**SET EXERCISE:** The entries below are to be written out again without alteration.

**RECORDS FOR THE EXERCISE:**
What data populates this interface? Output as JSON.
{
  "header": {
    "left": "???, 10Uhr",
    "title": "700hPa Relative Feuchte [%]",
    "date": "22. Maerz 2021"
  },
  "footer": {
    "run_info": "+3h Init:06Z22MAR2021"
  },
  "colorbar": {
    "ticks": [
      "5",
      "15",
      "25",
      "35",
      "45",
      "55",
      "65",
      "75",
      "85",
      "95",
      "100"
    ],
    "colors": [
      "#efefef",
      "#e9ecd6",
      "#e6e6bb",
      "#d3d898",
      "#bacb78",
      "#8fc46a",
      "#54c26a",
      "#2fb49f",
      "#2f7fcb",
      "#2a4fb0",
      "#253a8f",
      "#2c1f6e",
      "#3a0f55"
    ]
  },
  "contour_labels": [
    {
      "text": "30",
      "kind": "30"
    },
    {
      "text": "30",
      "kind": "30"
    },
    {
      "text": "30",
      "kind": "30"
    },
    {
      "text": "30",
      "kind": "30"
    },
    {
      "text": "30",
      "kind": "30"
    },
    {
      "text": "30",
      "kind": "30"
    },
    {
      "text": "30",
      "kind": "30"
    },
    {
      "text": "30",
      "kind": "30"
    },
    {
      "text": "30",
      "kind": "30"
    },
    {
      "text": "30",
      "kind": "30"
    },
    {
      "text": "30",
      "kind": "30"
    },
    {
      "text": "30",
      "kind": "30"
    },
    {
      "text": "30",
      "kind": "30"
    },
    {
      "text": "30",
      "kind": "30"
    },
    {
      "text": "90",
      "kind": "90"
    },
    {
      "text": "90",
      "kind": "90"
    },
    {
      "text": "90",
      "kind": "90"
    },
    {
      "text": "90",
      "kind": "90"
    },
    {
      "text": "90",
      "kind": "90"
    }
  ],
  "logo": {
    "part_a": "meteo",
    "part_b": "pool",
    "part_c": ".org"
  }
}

**OUTPUT OF THE TASK:**
What data populates this interface? Output as JSON.
{
  "header": {
    "left": "???, 10Uhr",
    "title": "700hPa Relative Feuchte [%]",
    "date": "22. Maerz 2021"
  },
  "footer": {
    "run_info": "+3h Init:06Z22MAR2021"
  },
  "colorbar": {
    "ticks": [
      "5",
      "15",
      "25",
      "35",
      "45",
      "55",
      "65",
      "75",
      "85",
      "95",
      "100"
    ],
    "colors": [
      "#efefef",
      "#e9ecd6",
      "#e6e6bb",
      "#d3d898",
      "#bacb78",
      "#8fc46a",
      "#54c26a",
      "#2fb49f",
      "#2f7fcb",
      "#2a4fb0",
      "#253a8f",
      "#2c1f6e",
      "#3a0f55"
    ]
  },
  "contour_labels": [
    {
      "text": "30",
      "kind": "30"
    },
    {
      "text": "30",
      "kind": "30"
    },
    {
      "text": "30",
      "kind": "30"
    },
    {
      "text": "30",
      "kind": "30"
    },
    {
      "text": "30",
      "kind": "30"
    },
    {
      "text": "30",
      "kind": "30"
    },
    {
      "text": "30",
      "kind": "30"
    },
    {
      "text": "30",
      "kind": "30"
    },
    {
      "text": "30",
      "kind": "30"
    },
    {
      "text": "30",
      "kind": "30"
    },
    {
      "text": "30",
      "kind": "30"
    },
    {
      "text": "30",
      "kind": "30"
    },
    {
      "text": "30",
      "kind": "30"
    },
    {
      "text": "30",
      "kind": "30"
    },
    {
      "text": "90",
      "kind": "90"
    },
    {
      "text": "90",
      "kind": "90"
    },
    {
      "text": "90",
      "kind": "90"
    },
    {
      "text": "90",
      "kind": "90"
    },
    {
      "text": "90",
      "kind": "90"
    }
  ],
  "logo": {
    "part_a": "meteo",
    "part_b": "pool",
    "part_c": ".org"
  }
}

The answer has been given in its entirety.